Stored records:
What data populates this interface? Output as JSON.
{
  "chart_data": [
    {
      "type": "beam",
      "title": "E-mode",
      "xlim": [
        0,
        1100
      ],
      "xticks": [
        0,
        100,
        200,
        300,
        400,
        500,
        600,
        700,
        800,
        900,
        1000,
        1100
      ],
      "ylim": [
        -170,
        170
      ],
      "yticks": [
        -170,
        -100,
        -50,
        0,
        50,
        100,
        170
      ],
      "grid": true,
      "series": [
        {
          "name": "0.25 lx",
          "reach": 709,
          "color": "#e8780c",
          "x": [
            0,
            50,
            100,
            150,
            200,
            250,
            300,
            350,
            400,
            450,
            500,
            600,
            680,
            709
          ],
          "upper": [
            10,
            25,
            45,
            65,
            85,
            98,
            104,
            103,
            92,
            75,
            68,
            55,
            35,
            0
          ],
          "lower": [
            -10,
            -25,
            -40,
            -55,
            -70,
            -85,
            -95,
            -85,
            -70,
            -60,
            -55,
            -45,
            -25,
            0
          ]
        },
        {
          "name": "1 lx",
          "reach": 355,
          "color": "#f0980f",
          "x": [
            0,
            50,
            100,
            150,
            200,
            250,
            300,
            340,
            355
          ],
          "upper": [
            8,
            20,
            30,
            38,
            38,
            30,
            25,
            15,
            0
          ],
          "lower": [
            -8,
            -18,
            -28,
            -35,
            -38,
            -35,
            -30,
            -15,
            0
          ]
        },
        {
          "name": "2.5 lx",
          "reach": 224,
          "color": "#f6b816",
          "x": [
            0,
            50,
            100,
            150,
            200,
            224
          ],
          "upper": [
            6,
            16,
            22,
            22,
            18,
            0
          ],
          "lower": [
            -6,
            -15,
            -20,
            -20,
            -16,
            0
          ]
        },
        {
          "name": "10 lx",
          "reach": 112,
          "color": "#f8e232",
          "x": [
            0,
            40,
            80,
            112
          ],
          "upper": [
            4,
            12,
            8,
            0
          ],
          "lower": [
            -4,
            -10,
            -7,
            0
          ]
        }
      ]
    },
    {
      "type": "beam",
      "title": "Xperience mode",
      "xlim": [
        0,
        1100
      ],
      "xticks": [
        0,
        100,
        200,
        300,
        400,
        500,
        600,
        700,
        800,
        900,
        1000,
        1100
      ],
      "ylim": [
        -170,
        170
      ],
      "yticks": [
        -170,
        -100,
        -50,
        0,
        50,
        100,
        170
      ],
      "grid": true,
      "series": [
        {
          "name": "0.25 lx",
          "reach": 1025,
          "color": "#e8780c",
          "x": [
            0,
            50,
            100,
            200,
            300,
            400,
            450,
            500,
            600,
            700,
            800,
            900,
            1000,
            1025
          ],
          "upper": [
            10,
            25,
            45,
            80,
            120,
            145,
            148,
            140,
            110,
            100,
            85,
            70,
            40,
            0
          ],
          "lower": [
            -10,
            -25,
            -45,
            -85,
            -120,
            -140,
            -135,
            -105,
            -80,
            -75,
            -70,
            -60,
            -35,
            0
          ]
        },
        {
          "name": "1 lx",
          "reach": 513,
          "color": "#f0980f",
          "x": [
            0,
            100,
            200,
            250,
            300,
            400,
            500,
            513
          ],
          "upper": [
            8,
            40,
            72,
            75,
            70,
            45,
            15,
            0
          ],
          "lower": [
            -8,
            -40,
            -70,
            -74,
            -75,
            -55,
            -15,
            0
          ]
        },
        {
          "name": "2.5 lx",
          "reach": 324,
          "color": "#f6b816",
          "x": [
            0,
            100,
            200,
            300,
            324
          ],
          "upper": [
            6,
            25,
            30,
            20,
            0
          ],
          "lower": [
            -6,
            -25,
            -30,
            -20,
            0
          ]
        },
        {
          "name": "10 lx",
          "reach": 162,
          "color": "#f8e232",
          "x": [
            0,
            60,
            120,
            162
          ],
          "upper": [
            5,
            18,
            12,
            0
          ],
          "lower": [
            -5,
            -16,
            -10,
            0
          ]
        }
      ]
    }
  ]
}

What the task asks: Copy in full each line that holds the word "reach".

Task output:
          "reach": 709,
          "reach": 355,
          "reach": 224,
          "reach": 112,
          "reach": 1025,
          "reach": 513,
          "reach": 324,
          "reach": 162,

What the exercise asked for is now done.